## Exercise task
Reproduce the listing below in its entirety. Change nothing.

────

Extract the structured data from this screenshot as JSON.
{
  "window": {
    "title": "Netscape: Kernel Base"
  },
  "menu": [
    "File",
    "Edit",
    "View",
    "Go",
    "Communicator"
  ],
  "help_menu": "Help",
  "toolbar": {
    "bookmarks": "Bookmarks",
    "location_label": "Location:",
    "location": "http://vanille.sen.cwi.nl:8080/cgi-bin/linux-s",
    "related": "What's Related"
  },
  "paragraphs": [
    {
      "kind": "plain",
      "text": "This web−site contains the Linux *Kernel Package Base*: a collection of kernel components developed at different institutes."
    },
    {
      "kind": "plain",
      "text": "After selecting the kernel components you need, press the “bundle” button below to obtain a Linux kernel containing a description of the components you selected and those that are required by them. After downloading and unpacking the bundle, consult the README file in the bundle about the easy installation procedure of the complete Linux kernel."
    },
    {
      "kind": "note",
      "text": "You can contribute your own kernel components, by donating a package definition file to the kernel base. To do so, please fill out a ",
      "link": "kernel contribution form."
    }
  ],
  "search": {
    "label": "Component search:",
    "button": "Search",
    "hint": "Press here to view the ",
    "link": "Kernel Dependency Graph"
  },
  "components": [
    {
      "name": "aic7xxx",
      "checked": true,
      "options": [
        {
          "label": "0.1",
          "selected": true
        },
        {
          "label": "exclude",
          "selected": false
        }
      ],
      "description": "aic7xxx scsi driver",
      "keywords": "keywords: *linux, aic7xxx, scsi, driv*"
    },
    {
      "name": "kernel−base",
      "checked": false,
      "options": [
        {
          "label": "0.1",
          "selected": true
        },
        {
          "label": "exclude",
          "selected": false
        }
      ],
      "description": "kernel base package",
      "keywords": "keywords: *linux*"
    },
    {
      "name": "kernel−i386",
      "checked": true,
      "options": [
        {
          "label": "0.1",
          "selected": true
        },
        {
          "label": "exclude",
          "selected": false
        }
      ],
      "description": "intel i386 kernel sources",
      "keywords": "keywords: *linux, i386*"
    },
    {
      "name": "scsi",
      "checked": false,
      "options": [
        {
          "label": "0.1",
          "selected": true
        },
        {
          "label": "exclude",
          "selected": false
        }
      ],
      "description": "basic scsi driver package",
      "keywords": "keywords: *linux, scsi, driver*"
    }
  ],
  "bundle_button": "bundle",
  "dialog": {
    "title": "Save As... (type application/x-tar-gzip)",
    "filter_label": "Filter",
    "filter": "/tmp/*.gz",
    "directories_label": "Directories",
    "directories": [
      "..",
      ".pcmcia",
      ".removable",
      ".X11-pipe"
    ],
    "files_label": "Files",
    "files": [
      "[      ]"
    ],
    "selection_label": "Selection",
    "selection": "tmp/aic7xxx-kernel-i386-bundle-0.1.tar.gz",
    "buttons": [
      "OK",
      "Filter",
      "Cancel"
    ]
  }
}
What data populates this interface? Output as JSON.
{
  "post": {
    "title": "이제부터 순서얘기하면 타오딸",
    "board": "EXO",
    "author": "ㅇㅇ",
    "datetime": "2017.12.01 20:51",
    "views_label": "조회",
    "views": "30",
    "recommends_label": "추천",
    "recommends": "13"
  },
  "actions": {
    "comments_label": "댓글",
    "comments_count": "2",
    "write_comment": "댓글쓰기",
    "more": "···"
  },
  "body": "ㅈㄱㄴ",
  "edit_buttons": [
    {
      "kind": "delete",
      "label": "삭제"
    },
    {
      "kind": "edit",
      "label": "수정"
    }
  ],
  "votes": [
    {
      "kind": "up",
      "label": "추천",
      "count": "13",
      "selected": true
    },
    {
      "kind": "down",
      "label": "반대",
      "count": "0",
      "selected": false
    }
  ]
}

────

## Task result
Extract the structured data from this screenshot as JSON.
{
  "window": {
    "title": "Netscape: Kernel Base"
  },
  "menu": [
    "File",
    "Edit",
    "View",
    "Go",
    "Communicator"
  ],
  "help_menu": "Help",
  "toolbar": {
    "bookmarks": "Bookmarks",
    "location_label": "Location:",
    "location": "http://vanille.sen.cwi.nl:8080/cgi-bin/linux-s",
    "related": "What's Related"
  },
  "paragraphs": [
    {
      "kind": "plain",
      "text": "This web−site contains the Linux *Kernel Package Base*: a collection of kernel components developed at different institutes."
    },
    {
      "kind": "plain",
      "text": "After selecting the kernel components you need, press the “bundle” button below to obtain a Linux kernel containing a description of the components you selected and those that are required by them. After downloading and unpacking the bundle, consult the README file in the bundle about the easy installation procedure of the complete Linux kernel."
    },
    {
      "kind": "note",
      "text": "You can contribute your own kernel components, by donating a package definition file to the kernel base. To do so, please fill out a ",
      "link": "kernel contribution form."
    }
  ],
  "search": {
    "label": "Component search:",
    "button": "Search",
    "hint": "Press here to view the ",
    "link": "Kernel Dependency Graph"
  },
  "components": [
    {
      "name": "aic7xxx",
      "checked": true,
      "options": [
        {
          "label": "0.1",
          "selected": true
        },
        {
          "label": "exclude",
          "selected": false
        }
      ],
      "description": "aic7xxx scsi driver",
      "keywords": "keywords: *linux, aic7xxx, scsi, driv*"
    },
    {
      "name": "kernel−base",
      "checked": false,
      "options": [
        {
          "label": "0.1",
          "selected": true
        },
        {
          "label": "exclude",
          "selected": false
        }
      ],
      "description": "kernel base package",
      "keywords": "keywords: *linux*"
    },
    {
      "name": "kernel−i386",
      "checked": true,
      "options": [
        {
          "label": "0.1",
          "selected": true
        },
        {
          "label": "exclude",
          "selected": false
        }
      ],
      "description": "intel i386 kernel sources",
      "keywords": "keywords: *linux, i386*"
    },
    {
      "name": "scsi",
      "checked": false,
      "options": [
        {
          "label": "0.1",
          "selected": true
        },
        {
          "label": "exclude",
          "selected": false
        }
      ],
      "description": "basic scsi driver package",
      "keywords": "keywords: *linux, scsi, driver*"
    }
  ],
  "bundle_button": "bundle",
  "dialog": {
    "title": "Save As... (type application/x-tar-gzip)",
    "filter_label": "Filter",
    "filter": "/tmp/*.gz",
    "directories_label": "Directories",
    "directories": [
      "..",
      ".pcmcia",
      ".removable",
      ".X11-pipe"
    ],
    "files_label": "Files",
    "files": [
      "[      ]"
    ],
    "selection_label": "Selection",
    "selection": "tmp/aic7xxx-kernel-i386-bundle-0.1.tar.gz",
    "buttons": [
      "OK",
      "Filter",
      "Cancel"
    ]
  }
}
What data populates this interface? Output as JSON.
{
  "post": {
    "title": "이제부터 순서얘기하면 타오딸",
    "board": "EXO",
    "author": "ㅇㅇ",
    "datetime": "2017.12.01 20:51",
    "views_label": "조회",
    "views": "30",
    "recommends_label": "추천",
    "recommends": "13"
  },
  "actions": {
    "comments_label": "댓글",
    "comments_count": "2",
    "write_comment": "댓글쓰기",
    "more": "···"
  },
  "body": "ㅈㄱㄴ",
  "edit_buttons": [
    {
      "kind": "delete",
      "label": "삭제"
    },
    {
      "kind": "edit",
      "label": "수정"
    }
  ],
  "votes": [
    {
      "kind": "up",
      "label": "추천",
      "count": "13",
      "selected": true
    },
    {
      "kind": "down",
      "label": "반대",
      "count": "0",
      "selected": false
    }
  ]
}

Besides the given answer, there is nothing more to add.